_What is being asked_.
Entries must be copied exactly, with nothing left out.

»»

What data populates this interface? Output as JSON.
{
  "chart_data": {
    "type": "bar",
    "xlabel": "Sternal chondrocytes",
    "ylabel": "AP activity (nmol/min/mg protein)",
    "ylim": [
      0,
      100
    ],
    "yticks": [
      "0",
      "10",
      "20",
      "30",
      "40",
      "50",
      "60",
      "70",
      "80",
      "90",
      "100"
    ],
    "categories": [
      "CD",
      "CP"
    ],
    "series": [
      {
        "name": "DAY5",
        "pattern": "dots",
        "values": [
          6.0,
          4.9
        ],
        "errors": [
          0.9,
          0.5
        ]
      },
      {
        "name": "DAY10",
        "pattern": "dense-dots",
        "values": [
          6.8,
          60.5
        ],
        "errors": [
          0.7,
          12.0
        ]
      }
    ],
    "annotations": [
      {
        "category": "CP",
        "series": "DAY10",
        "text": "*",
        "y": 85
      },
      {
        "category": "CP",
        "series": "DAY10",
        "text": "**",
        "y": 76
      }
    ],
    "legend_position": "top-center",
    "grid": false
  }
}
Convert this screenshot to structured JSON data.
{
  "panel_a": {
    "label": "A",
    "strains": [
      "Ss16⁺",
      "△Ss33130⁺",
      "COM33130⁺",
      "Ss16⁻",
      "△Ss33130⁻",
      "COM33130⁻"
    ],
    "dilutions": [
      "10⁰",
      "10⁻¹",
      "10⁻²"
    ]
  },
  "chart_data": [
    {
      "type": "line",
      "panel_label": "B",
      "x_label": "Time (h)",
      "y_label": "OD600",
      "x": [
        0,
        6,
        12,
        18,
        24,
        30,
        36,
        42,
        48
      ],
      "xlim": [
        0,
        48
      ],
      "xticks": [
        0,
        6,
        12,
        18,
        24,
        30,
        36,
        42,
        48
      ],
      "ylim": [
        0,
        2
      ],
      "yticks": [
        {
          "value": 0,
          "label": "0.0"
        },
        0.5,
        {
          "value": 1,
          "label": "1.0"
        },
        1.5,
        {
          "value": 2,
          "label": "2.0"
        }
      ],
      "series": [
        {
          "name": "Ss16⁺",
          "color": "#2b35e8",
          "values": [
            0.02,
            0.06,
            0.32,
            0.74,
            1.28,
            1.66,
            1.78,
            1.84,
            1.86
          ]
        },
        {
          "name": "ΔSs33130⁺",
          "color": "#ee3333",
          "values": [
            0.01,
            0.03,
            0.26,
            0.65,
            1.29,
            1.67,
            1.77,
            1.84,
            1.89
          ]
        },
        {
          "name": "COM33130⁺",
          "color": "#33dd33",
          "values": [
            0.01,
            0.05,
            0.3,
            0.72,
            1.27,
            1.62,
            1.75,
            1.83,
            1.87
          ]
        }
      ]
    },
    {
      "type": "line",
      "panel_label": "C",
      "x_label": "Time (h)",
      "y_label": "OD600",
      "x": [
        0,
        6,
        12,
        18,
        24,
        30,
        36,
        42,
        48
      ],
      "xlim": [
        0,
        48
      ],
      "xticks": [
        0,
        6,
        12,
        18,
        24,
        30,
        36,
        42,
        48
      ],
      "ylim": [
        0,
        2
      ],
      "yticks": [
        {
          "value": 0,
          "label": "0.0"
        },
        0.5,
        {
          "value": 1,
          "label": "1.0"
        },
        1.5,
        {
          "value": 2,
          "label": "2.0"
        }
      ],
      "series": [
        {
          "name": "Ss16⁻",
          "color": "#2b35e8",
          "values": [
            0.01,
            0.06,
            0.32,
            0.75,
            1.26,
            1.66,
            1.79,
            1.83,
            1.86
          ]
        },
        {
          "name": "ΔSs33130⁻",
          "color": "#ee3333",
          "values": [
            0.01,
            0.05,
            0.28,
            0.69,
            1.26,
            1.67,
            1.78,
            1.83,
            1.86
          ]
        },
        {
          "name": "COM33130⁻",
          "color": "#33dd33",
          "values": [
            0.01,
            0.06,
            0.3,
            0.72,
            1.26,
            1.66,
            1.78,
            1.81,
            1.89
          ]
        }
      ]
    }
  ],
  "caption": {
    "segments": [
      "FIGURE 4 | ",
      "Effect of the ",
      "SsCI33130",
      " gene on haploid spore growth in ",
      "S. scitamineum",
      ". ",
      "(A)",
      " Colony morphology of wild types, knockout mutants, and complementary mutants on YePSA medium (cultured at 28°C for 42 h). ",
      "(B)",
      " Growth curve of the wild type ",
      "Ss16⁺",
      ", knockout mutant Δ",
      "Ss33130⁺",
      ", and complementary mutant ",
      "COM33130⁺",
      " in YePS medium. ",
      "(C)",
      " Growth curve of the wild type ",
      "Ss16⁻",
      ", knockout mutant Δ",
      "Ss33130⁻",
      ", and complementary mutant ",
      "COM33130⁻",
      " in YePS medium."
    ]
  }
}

««

_Reply_.
What data populates this interface? Output as JSON.
{
  "chart_data": {
    "type": "bar",
    "xlabel": "Sternal chondrocytes",
    "ylabel": "AP activity (nmol/min/mg protein)",
    "ylim": [
      0,
      100
    ],
    "yticks": [
      "0",
      "10",
      "20",
      "30",
      "40",
      "50",
      "60",
      "70",
      "80",
      "90",
      "100"
    ],
    "categories": [
      "CD",
      "CP"
    ],
    "series": [
      {
        "name": "DAY5",
        "pattern": "dots",
        "values": [
          6.0,
          4.9
        ],
        "errors": [
          0.9,
          0.5
        ]
      },
      {
        "name": "DAY10",
        "pattern": "dense-dots",
        "values": [
          6.8,
          60.5
        ],
        "errors": [
          0.7,
          12.0
        ]
      }
    ],
    "annotations": [
      {
        "category": "CP",
        "series": "DAY10",
        "text": "*",
        "y": 85
      },
      {
        "category": "CP",
        "series": "DAY10",
        "text": "**",
        "y": 76
      }
    ],
    "legend_position": "top-center",
    "grid": false
  }
}
Convert this screenshot to structured JSON data.
{
  "panel_a": {
    "label": "A",
    "strains": [
      "Ss16⁺",
      "△Ss33130⁺",
      "COM33130⁺",
      "Ss16⁻",
      "△Ss33130⁻",
      "COM33130⁻"
    ],
    "dilutions": [
      "10⁰",
      "10⁻¹",
      "10⁻²"
    ]
  },
  "chart_data": [
    {
      "type": "line",
      "panel_label": "B",
      "x_label": "Time (h)",
      "y_label": "OD600",
      "x": [
        0,
        6,
        12,
        18,
        24,
        30,
        36,
        42,
        48
      ],
      "xlim": [
        0,
        48
      ],
      "xticks": [
        0,
        6,
        12,
        18,
        24,
        30,
        36,
        42,
        48
      ],
      "ylim": [
        0,
        2
      ],
      "yticks": [
        {
          "value": 0,
          "label": "0.0"
        },
        0.5,
        {
          "value": 1,
          "label": "1.0"
        },
        1.5,
        {
          "value": 2,
          "label": "2.0"
        }
      ],
      "series": [
        {
          "name": "Ss16⁺",
          "color": "#2b35e8",
          "values": [
            0.02,
            0.06,
            0.32,
            0.74,
            1.28,
            1.66,
            1.78,
            1.84,
            1.86
          ]
        },
        {
          "name": "ΔSs33130⁺",
          "color": "#ee3333",
          "values": [
            0.01,
            0.03,
            0.26,
            0.65,
            1.29,
            1.67,
            1.77,
            1.84,
            1.89
          ]
        },
        {
          "name": "COM33130⁺",
          "color": "#33dd33",
          "values": [
            0.01,
            0.05,
            0.3,
            0.72,
            1.27,
            1.62,
            1.75,
            1.83,
            1.87
          ]
        }
      ]
    },
    {
      "type": "line",
      "panel_label": "C",
      "x_label": "Time (h)",
      "y_label": "OD600",
      "x": [
        0,
        6,
        12,
        18,
        24,
        30,
        36,
        42,
        48
      ],
      "xlim": [
        0,
        48
      ],
      "xticks": [
        0,
        6,
        12,
        18,
        24,
        30,
        36,
        42,
        48
      ],
      "ylim": [
        0,
        2
      ],
      "yticks": [
        {
          "value": 0,
          "label": "0.0"
        },
        0.5,
        {
          "value": 1,
          "label": "1.0"
        },
        1.5,
        {
          "value": 2,
          "label": "2.0"
        }
      ],
      "series": [
        {
          "name": "Ss16⁻",
          "color": "#2b35e8",
          "values": [
            0.01,
            0.06,
            0.32,
            0.75,
            1.26,
            1.66,
            1.79,
            1.83,
            1.86
          ]
        },
        {
          "name": "ΔSs33130⁻",
          "color": "#ee3333",
          "values": [
            0.01,
            0.05,
            0.28,
            0.69,
            1.26,
            1.67,
            1.78,
            1.83,
            1.86
          ]
        },
        {
          "name": "COM33130⁻",
          "color": "#33dd33",
          "values": [
            0.01,
            0.06,
            0.3,
            0.72,
            1.26,
            1.66,
            1.78,
            1.81,
            1.89
          ]
        }
      ]
    }
  ],
  "caption": {
    "segments": [
      "FIGURE 4 | ",
      "Effect of the ",
      "SsCI33130",
      " gene on haploid spore growth in ",
      "S. scitamineum",
      ". ",
      "(A)",
      " Colony morphology of wild types, knockout mutants, and complementary mutants on YePSA medium (cultured at 28°C for 42 h). ",
      "(B)",
      " Growth curve of the wild type ",
      "Ss16⁺",
      ", knockout mutant Δ",
      "Ss33130⁺",
      ", and complementary mutant ",
      "COM33130⁺",
      " in YePS medium. ",
      "(C)",
      " Growth curve of the wild type ",
      "Ss16⁻",
      ", knockout mutant Δ",
      "Ss33130⁻",
      ", and complementary mutant ",
      "COM33130⁻",
      " in YePS medium."
    ]
  }
}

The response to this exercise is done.